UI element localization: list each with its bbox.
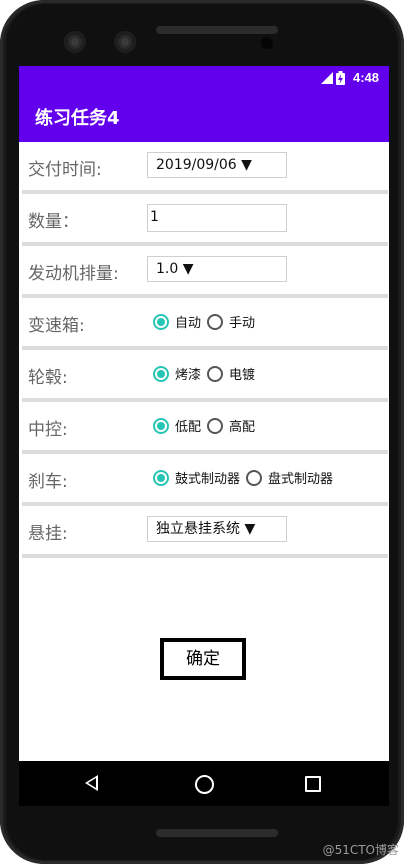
suspension-label: 悬挂:	[28, 524, 68, 544]
brake-option-drum[interactable]: 鼓式制动器	[153, 468, 240, 487]
back-icon[interactable]	[85, 775, 98, 791]
console-label: 中控:	[28, 420, 68, 440]
radio-label: 低配	[175, 420, 202, 435]
proximity-sensor	[261, 37, 273, 49]
radio-label: 高配	[229, 420, 256, 435]
hub-radio-group: 烤漆 电镀	[153, 364, 261, 383]
brake-radio-group: 鼓式制动器 盘式制动器	[153, 468, 339, 487]
engine-spinner[interactable]: 1.0 ▼	[147, 256, 287, 282]
row-quantity: 数量： 1	[22, 194, 388, 246]
front-camera-icon	[64, 31, 86, 53]
row-console: 中控: 低配 高配	[22, 402, 388, 454]
hub-option-paint[interactable]: 烤漆	[153, 364, 201, 383]
radio-label: 电镀	[229, 368, 256, 383]
radio-checked-icon[interactable]	[153, 417, 169, 434]
row-suspension: 悬挂: 独立悬挂系统 ▼	[22, 506, 388, 558]
engine-label: 发动机排量:	[28, 264, 119, 284]
gearbox-option-manual[interactable]: 手动	[207, 312, 255, 331]
quantity-input[interactable]: 1	[147, 204, 287, 232]
radio-label: 盘式制动器	[268, 472, 334, 487]
console-radio-group: 低配 高配	[153, 416, 261, 435]
radio-label: 手动	[229, 316, 256, 331]
phone-frame: 4:48 练习任务4 交付时间: 2019/09/06 ▼ 数量： 1 发动机排…	[0, 0, 404, 864]
row-brake: 刹车: 鼓式制动器 盘式制动器	[22, 454, 388, 506]
radio-label: 自动	[175, 316, 202, 331]
front-sensor-icon	[114, 31, 136, 53]
status-time: 4:48	[352, 70, 379, 85]
page-title: 练习任务4	[35, 108, 120, 129]
suspension-spinner[interactable]: 独立悬挂系统 ▼	[147, 516, 287, 542]
brake-label: 刹车:	[28, 472, 68, 492]
navigation-bar	[19, 761, 389, 806]
delivery-time-label: 交付时间:	[28, 160, 102, 180]
radio-checked-icon[interactable]	[153, 313, 169, 330]
status-bar: 4:48	[19, 66, 389, 90]
recents-icon[interactable]	[305, 776, 321, 792]
bottom-speaker	[156, 829, 278, 837]
console-option-high[interactable]: 高配	[207, 416, 255, 435]
console-option-low[interactable]: 低配	[153, 416, 201, 435]
row-engine: 发动机排量: 1.0 ▼	[22, 246, 388, 298]
battery-charging-icon	[336, 71, 345, 85]
app-screen: 4:48 练习任务4 交付时间: 2019/09/06 ▼ 数量： 1 发动机排…	[19, 66, 389, 806]
gearbox-label: 变速箱:	[28, 316, 85, 336]
status-icons	[321, 71, 345, 85]
radio-checked-icon[interactable]	[153, 365, 169, 382]
quantity-label: 数量：	[28, 212, 79, 232]
row-delivery-time: 交付时间: 2019/09/06 ▼	[22, 142, 388, 194]
app-bar: 练习任务4	[19, 90, 389, 142]
brake-option-disc[interactable]: 盘式制动器	[246, 468, 333, 487]
gearbox-radio-group: 自动 手动	[153, 312, 261, 331]
watermark: @51CTO博客	[322, 843, 399, 857]
row-hub: 轮毂: 烤漆 电镀	[22, 350, 388, 402]
confirm-button[interactable]: 确定	[160, 638, 246, 680]
radio-label: 鼓式制动器	[175, 472, 241, 487]
earpiece-speaker	[156, 26, 278, 34]
hub-label: 轮毂:	[28, 368, 68, 388]
radio-unchecked-icon[interactable]	[207, 417, 224, 434]
radio-checked-icon[interactable]	[153, 469, 169, 486]
radio-unchecked-icon[interactable]	[207, 365, 224, 382]
radio-unchecked-icon[interactable]	[246, 469, 263, 486]
radio-label: 烤漆	[175, 368, 202, 383]
radio-unchecked-icon[interactable]	[207, 313, 224, 330]
hub-option-plating[interactable]: 电镀	[207, 364, 255, 383]
divider	[22, 554, 388, 558]
row-gearbox: 变速箱: 自动 手动	[22, 298, 388, 350]
gearbox-option-auto[interactable]: 自动	[153, 312, 201, 331]
signal-icon	[321, 72, 333, 84]
home-icon[interactable]	[195, 775, 214, 794]
delivery-time-spinner[interactable]: 2019/09/06 ▼	[147, 152, 287, 178]
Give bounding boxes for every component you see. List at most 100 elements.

-*-

## Direction
Copy out the data above character for character, beginning with the line that contains "524, 68, 544]" and continuing through the line that contains "468, 339, 487]", with both of those lines included.

## Exercise result
suspension-label: 悬挂:	[28, 524, 68, 544]
brake-option-drum[interactable]: 鼓式制动器	[153, 468, 240, 487]
back-icon[interactable]	[85, 775, 98, 791]
console-label: 中控:	[28, 420, 68, 440]
radio-label: 低配	[175, 420, 202, 435]
proximity-sensor	[261, 37, 273, 49]
radio-label: 高配	[229, 420, 256, 435]
hub-radio-group: 烤漆 电镀	[153, 364, 261, 383]
brake-radio-group: 鼓式制动器 盘式制动器	[153, 468, 339, 487]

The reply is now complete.